(Entries from a dataset)
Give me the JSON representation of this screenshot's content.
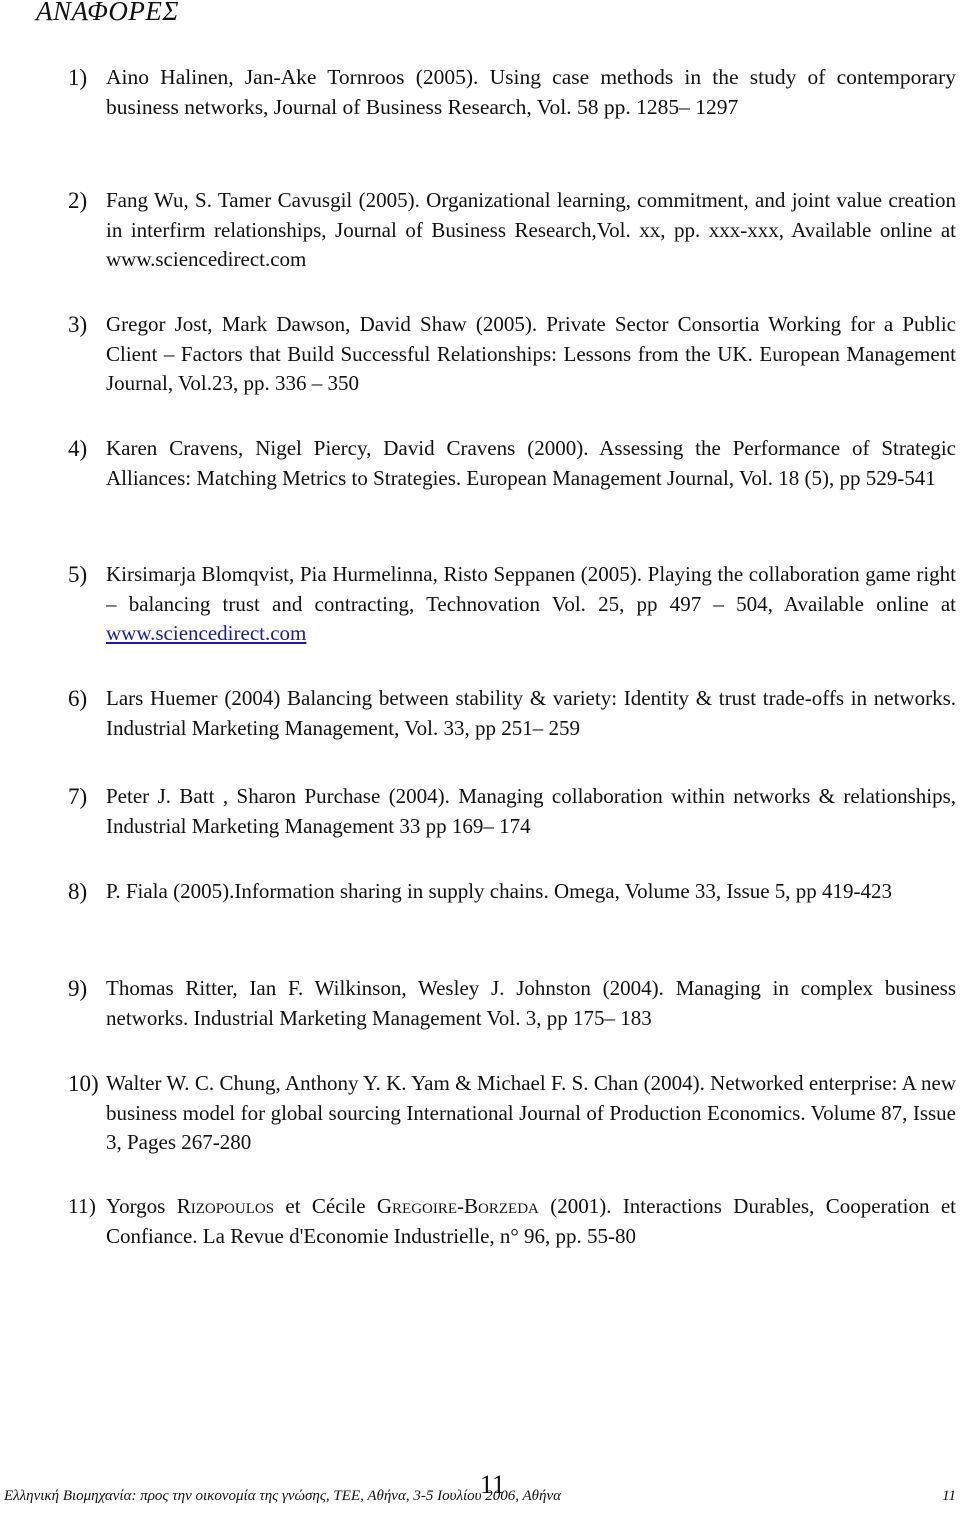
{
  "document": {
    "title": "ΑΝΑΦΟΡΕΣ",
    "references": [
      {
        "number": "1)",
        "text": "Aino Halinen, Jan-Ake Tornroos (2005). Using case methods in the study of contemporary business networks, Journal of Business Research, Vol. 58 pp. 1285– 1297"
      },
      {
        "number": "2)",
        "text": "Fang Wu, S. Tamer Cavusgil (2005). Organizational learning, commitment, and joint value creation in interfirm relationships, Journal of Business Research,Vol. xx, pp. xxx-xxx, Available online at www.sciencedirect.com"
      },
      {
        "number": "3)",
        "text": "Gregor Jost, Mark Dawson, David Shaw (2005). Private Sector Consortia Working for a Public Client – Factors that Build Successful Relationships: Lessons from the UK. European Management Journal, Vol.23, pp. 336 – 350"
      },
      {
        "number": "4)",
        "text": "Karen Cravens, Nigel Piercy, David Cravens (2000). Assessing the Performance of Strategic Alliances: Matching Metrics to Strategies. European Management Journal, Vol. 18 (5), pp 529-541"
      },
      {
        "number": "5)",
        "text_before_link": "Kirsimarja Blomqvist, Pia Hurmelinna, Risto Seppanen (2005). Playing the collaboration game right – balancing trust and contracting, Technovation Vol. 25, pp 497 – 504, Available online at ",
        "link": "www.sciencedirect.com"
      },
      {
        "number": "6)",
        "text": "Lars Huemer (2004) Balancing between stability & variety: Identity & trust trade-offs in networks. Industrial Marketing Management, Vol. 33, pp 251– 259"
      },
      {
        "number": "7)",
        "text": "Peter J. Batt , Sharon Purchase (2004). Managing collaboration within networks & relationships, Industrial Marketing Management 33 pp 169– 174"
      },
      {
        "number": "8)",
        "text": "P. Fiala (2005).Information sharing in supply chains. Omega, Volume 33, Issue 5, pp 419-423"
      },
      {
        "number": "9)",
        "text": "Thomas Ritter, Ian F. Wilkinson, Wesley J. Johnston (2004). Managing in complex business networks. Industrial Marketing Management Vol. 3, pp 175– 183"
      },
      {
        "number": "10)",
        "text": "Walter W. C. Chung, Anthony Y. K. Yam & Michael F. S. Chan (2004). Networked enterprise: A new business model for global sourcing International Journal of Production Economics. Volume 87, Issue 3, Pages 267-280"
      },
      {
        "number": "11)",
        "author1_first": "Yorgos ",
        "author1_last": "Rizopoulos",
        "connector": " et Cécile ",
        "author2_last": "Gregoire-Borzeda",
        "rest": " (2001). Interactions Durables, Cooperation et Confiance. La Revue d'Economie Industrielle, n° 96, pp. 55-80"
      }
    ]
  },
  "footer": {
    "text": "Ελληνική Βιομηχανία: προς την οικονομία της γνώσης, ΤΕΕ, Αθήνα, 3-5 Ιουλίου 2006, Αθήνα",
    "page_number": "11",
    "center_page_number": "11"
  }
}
---
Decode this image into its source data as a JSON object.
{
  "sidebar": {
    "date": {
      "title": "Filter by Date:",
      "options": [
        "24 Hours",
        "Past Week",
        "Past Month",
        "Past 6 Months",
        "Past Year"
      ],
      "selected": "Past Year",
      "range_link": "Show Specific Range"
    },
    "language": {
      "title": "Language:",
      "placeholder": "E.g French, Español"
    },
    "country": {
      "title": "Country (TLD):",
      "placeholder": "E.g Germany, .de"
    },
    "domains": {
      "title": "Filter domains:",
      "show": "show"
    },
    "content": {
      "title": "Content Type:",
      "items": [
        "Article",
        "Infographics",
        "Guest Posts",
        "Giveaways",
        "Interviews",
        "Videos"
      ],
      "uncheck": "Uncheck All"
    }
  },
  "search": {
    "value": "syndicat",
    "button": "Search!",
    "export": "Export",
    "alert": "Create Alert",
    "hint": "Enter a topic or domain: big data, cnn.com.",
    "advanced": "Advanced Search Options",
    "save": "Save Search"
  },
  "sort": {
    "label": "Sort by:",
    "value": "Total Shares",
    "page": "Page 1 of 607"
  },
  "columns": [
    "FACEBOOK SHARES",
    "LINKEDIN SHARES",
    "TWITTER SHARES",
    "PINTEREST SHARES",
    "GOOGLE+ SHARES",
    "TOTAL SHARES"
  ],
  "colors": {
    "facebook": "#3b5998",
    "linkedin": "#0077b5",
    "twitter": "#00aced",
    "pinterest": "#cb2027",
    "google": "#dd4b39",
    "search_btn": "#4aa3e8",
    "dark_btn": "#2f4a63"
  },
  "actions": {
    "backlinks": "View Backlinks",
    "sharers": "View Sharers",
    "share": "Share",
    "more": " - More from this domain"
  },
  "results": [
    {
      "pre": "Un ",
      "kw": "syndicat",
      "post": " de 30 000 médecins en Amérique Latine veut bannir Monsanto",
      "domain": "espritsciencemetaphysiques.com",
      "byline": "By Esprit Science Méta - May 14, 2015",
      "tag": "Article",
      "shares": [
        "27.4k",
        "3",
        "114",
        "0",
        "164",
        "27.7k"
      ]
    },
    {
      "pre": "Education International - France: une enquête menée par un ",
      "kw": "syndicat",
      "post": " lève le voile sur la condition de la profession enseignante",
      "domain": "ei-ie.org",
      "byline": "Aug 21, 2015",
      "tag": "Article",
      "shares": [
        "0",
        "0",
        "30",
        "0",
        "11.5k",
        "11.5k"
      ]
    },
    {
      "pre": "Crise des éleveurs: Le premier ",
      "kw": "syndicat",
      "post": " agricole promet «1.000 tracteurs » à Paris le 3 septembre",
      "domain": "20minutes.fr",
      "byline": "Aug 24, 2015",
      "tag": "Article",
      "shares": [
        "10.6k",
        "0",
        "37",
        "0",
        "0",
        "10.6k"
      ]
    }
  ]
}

• Objective: Identify each line in the entries with the word "Past" and copy it.

• Completed exercise:
        "Past Week",
        "Past Month",
        "Past 6 Months",
        "Past Year"
      "selected": "Past Year",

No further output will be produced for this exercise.